Without the images, write out the whole listing exactly.

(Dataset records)
════

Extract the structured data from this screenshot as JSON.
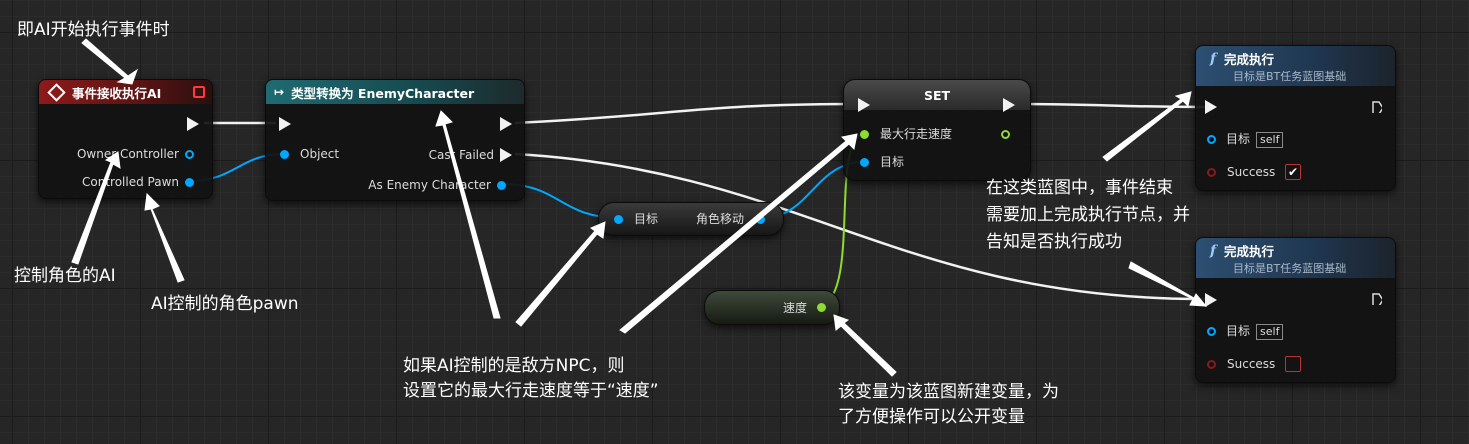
{
  "nodes": {
    "event": {
      "title": "事件接收执行AI",
      "owner_controller": "Owner Controller",
      "controlled_pawn": "Controlled Pawn"
    },
    "cast": {
      "title": "类型转换为 EnemyCharacter",
      "object": "Object",
      "cast_failed": "Cast Failed",
      "as_enemy": "As Enemy Character"
    },
    "get_move": {
      "target": "目标",
      "label": "角色移动"
    },
    "set": {
      "title": "SET",
      "max_speed": "最大行走速度",
      "target": "目标"
    },
    "speed_var": {
      "label": "速度"
    },
    "finish1": {
      "title": "完成执行",
      "subtitle": "目标是BT任务蓝图基础",
      "target": "目标",
      "self": "self",
      "success": "Success",
      "success_checked": true
    },
    "finish2": {
      "title": "完成执行",
      "subtitle": "目标是BT任务蓝图基础",
      "target": "目标",
      "self": "self",
      "success": "Success",
      "success_checked": false
    }
  },
  "annotations": {
    "top": "即AI开始执行事件时",
    "pawn_ctrl": "控制角色的AI",
    "pawn": "AI控制的角色pawn",
    "npc_line1": "如果AI控制的是敌方NPC，则",
    "npc_line2": "设置它的最大行走速度等于“速度”",
    "finish_line1": "在这类蓝图中，事件结束",
    "finish_line2": "需要加上完成执行节点，并",
    "finish_line3": "告知是否执行成功",
    "var_line1": "该变量为该蓝图新建变量，为",
    "var_line2": "了方便操作可以公开变量"
  },
  "colors": {
    "exec": "#f2f2f2",
    "object_pin": "#00a8ff",
    "float_pin": "#8fdc30",
    "event_header": "#8e1a1a",
    "cast_header": "#1f6b72",
    "func_header": "#2d4f72",
    "bool_pin": "#8a1a1a"
  }
}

════

_Output for this exercise:_
Extract the structured data from this screenshot as JSON.
{
  "nodes": {
    "event": {
      "title": "事件接收执行AI",
      "owner_controller": "Owner Controller",
      "controlled_pawn": "Controlled Pawn"
    },
    "cast": {
      "title": "类型转换为 EnemyCharacter",
      "object": "Object",
      "cast_failed": "Cast Failed",
      "as_enemy": "As Enemy Character"
    },
    "get_move": {
      "target": "目标",
      "label": "角色移动"
    },
    "set": {
      "title": "SET",
      "max_speed": "最大行走速度",
      "target": "目标"
    },
    "speed_var": {
      "label": "速度"
    },
    "finish1": {
      "title": "完成执行",
      "subtitle": "目标是BT任务蓝图基础",
      "target": "目标",
      "self": "self",
      "success": "Success",
      "success_checked": true
    },
    "finish2": {
      "title": "完成执行",
      "subtitle": "目标是BT任务蓝图基础",
      "target": "目标",
      "self": "self",
      "success": "Success",
      "success_checked": false
    }
  },
  "annotations": {
    "top": "即AI开始执行事件时",
    "pawn_ctrl": "控制角色的AI",
    "pawn": "AI控制的角色pawn",
    "npc_line1": "如果AI控制的是敌方NPC，则",
    "npc_line2": "设置它的最大行走速度等于“速度”",
    "finish_line1": "在这类蓝图中，事件结束",
    "finish_line2": "需要加上完成执行节点，并",
    "finish_line3": "告知是否执行成功",
    "var_line1": "该变量为该蓝图新建变量，为",
    "var_line2": "了方便操作可以公开变量"
  },
  "colors": {
    "exec": "#f2f2f2",
    "object_pin": "#00a8ff",
    "float_pin": "#8fdc30",
    "event_header": "#8e1a1a",
    "cast_header": "#1f6b72",
    "func_header": "#2d4f72",
    "bool_pin": "#8a1a1a"
  }
}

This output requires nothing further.